What to work on => Copy the data below word for word, leaving out the pictures.

Listed records =>
.....

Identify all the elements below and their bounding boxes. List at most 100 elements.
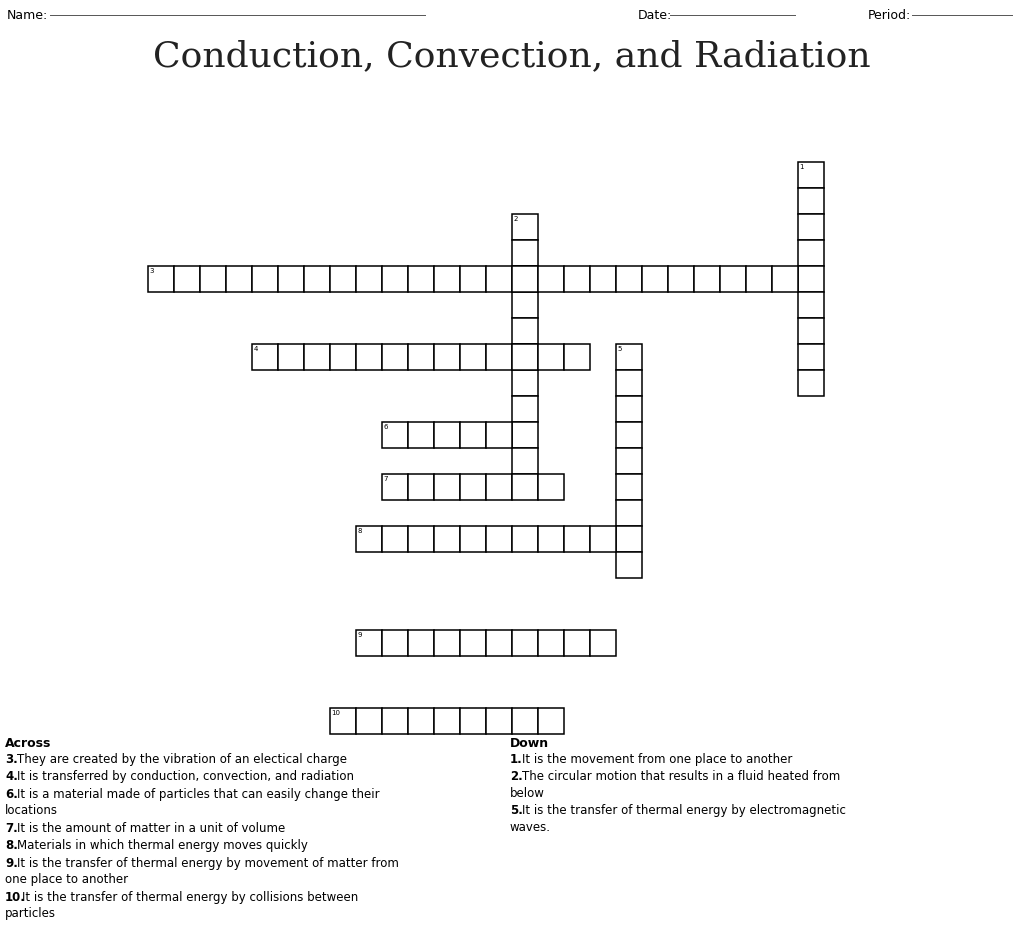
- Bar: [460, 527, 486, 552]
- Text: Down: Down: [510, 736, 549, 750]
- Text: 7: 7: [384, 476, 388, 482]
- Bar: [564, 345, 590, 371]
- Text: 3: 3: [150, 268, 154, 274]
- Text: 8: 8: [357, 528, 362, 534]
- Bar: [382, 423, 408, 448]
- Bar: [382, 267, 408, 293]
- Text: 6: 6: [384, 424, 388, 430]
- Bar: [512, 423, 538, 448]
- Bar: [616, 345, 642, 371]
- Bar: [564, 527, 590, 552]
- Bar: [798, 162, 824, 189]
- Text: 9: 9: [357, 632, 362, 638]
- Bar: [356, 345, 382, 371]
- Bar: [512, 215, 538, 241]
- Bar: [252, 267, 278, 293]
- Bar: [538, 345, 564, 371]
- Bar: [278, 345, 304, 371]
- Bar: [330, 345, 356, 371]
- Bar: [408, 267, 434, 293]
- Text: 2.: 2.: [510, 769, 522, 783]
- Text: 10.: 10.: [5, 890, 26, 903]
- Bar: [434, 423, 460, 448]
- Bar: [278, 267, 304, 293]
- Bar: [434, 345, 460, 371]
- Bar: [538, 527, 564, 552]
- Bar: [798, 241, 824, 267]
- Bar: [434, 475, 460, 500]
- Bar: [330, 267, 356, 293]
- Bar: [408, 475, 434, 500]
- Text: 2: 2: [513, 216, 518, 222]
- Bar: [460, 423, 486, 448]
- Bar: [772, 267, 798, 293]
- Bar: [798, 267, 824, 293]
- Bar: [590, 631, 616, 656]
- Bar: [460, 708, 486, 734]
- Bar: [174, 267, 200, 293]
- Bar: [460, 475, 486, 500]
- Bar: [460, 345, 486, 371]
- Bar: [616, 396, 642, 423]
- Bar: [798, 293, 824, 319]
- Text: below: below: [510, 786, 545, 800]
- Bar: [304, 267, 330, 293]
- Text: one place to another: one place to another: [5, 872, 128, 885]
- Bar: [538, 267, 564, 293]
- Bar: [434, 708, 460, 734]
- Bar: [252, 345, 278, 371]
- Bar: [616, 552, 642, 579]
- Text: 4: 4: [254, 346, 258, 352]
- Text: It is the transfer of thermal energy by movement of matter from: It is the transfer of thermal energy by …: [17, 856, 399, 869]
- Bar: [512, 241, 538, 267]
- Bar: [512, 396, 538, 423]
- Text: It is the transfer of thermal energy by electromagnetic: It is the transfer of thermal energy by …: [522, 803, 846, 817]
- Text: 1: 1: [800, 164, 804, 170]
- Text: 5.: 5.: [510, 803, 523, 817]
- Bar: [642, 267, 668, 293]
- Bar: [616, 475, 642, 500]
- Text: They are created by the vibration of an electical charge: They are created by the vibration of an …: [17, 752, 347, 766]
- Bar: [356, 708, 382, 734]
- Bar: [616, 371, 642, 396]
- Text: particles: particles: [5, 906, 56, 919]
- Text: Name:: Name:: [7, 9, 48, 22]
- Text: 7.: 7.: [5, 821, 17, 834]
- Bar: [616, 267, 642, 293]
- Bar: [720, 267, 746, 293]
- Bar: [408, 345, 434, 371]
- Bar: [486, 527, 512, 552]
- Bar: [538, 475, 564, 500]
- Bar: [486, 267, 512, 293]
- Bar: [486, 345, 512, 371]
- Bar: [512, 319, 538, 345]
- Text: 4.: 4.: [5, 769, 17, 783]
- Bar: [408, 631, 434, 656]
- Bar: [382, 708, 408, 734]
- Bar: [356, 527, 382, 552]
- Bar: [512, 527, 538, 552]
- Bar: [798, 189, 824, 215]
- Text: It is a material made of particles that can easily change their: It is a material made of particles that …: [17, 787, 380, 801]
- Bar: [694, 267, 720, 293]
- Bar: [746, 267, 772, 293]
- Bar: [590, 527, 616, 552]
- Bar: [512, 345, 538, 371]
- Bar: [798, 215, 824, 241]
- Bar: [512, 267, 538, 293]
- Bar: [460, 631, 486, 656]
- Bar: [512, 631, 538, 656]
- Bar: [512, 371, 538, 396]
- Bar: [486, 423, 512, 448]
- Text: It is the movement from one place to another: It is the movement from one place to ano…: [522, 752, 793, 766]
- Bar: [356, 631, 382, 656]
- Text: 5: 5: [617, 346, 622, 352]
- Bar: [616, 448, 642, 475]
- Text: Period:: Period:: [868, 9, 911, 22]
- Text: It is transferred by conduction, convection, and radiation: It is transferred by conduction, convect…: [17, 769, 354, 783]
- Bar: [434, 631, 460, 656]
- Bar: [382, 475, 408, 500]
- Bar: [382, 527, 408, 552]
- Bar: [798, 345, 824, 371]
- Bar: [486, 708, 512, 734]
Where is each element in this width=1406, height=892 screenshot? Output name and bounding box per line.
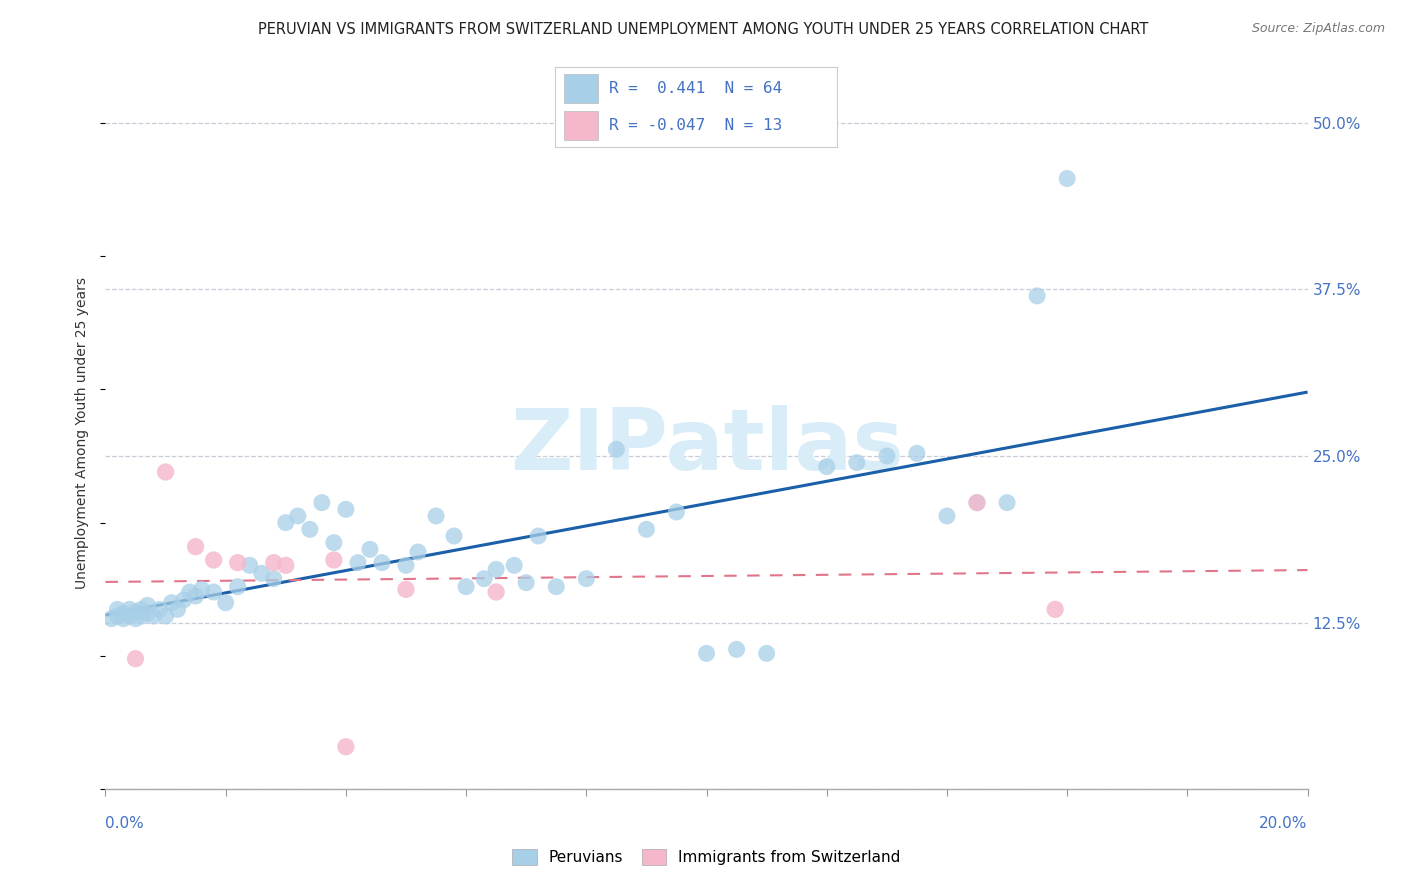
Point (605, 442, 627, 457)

.....

Correct response =>
Identify all the elements below and their bounding boxes. List at most 100 elements.
- Bar: [460, 527, 486, 552]
- Text: Down: Down: [510, 736, 549, 750]
- Text: 7: 7: [384, 476, 388, 482]
- Bar: [564, 345, 590, 371]
- Text: 3: 3: [150, 268, 154, 274]
- Text: 8: 8: [357, 528, 362, 534]
- Bar: [382, 423, 408, 448]
- Bar: [382, 267, 408, 293]
- Text: 6: 6: [384, 424, 388, 430]
- Bar: [512, 423, 538, 448]
- Bar: [616, 345, 642, 371]
- Bar: [564, 527, 590, 552]
- Bar: [798, 162, 824, 189]
- Text: 9: 9: [357, 632, 362, 638]
- Bar: [356, 345, 382, 371]
- Bar: [512, 215, 538, 241]
- Bar: [252, 267, 278, 293]
- Bar: [538, 345, 564, 371]
- Bar: [278, 345, 304, 371]
- Bar: [330, 345, 356, 371]
- Bar: [408, 267, 434, 293]
- Text: 2.: 2.: [510, 769, 522, 783]
- Text: 10.: 10.: [5, 890, 26, 903]
- Bar: [434, 423, 460, 448]
- Bar: [278, 267, 304, 293]
- Bar: [434, 345, 460, 371]
- Bar: [538, 527, 564, 552]
- Bar: [798, 241, 824, 267]
- Bar: [434, 475, 460, 500]
- Bar: [330, 267, 356, 293]
- Bar: [408, 475, 434, 500]
- Text: 2: 2: [513, 216, 518, 222]
- Bar: [460, 423, 486, 448]
- Bar: [772, 267, 798, 293]
- Bar: [798, 267, 824, 293]
- Bar: [590, 631, 616, 656]
- Bar: [460, 708, 486, 734]
- Bar: [174, 267, 200, 293]
- Bar: [460, 475, 486, 500]
- Bar: [460, 345, 486, 371]
- Bar: [616, 396, 642, 423]
- Bar: [798, 293, 824, 319]
- Text: below: below: [510, 786, 545, 800]
- Bar: [304, 267, 330, 293]
- Text: one place to another: one place to another: [5, 872, 128, 885]
- Bar: [538, 267, 564, 293]
- Bar: [434, 708, 460, 734]
- Bar: [252, 345, 278, 371]
- Bar: [616, 552, 642, 579]
- Text: 4: 4: [254, 346, 258, 352]
- Text: It is the transfer of thermal energy by movement of matter from: It is the transfer of thermal energy by …: [17, 856, 399, 869]
- Bar: [512, 241, 538, 267]
- Bar: [512, 396, 538, 423]
- Text: It is the transfer of thermal energy by electromagnetic: It is the transfer of thermal energy by …: [522, 803, 846, 817]
- Text: 1: 1: [800, 164, 804, 170]
- Text: 5.: 5.: [510, 803, 523, 817]
- Bar: [642, 267, 668, 293]
- Bar: [616, 475, 642, 500]
- Text: They are created by the vibration of an electical charge: They are created by the vibration of an …: [17, 752, 347, 766]
- Bar: [356, 708, 382, 734]
- Bar: [616, 371, 642, 396]
- Text: particles: particles: [5, 906, 56, 919]
- Text: Name:: Name:: [7, 9, 48, 22]
- Text: 7.: 7.: [5, 821, 17, 834]
- Bar: [616, 267, 642, 293]
- Bar: [720, 267, 746, 293]
- Bar: [408, 345, 434, 371]
- Bar: [486, 527, 512, 552]
- Bar: [538, 475, 564, 500]
- Bar: [486, 267, 512, 293]
- Bar: [486, 345, 512, 371]
- Bar: [512, 319, 538, 345]
- Text: 4.: 4.: [5, 769, 17, 783]
- Bar: [408, 631, 434, 656]
- Bar: [382, 708, 408, 734]
- Bar: [356, 527, 382, 552]
- Bar: [512, 527, 538, 552]
- Bar: [798, 189, 824, 215]
- Text: It is a material made of particles that can easily change their: It is a material made of particles that …: [17, 787, 380, 801]
- Bar: [694, 267, 720, 293]
- Bar: [746, 267, 772, 293]
- Bar: [590, 527, 616, 552]
- Bar: [512, 345, 538, 371]
- Bar: [798, 215, 824, 241]
- Bar: [512, 267, 538, 293]
- Bar: [460, 631, 486, 656]
- Bar: [512, 631, 538, 656]
- Bar: [512, 371, 538, 396]
- Bar: [486, 423, 512, 448]
- Text: It is the movement from one place to another: It is the movement from one place to ano…: [522, 752, 793, 766]
- Bar: [356, 631, 382, 656]
- Text: 5: 5: [617, 346, 622, 352]
- Bar: [616, 448, 642, 475]
- Text: Period:: Period:: [868, 9, 911, 22]
- Text: It is transferred by conduction, convection, and radiation: It is transferred by conduction, convect…: [17, 769, 354, 783]
- Bar: [434, 631, 460, 656]
- Bar: [382, 475, 408, 500]
- Bar: [382, 527, 408, 552]
- Bar: [798, 345, 824, 371]
- Bar: [486, 708, 512, 734]
Where is each element in this width=1406, height=892 screenshot? Output name and bounding box per line.
Point (605, 442, 627, 457)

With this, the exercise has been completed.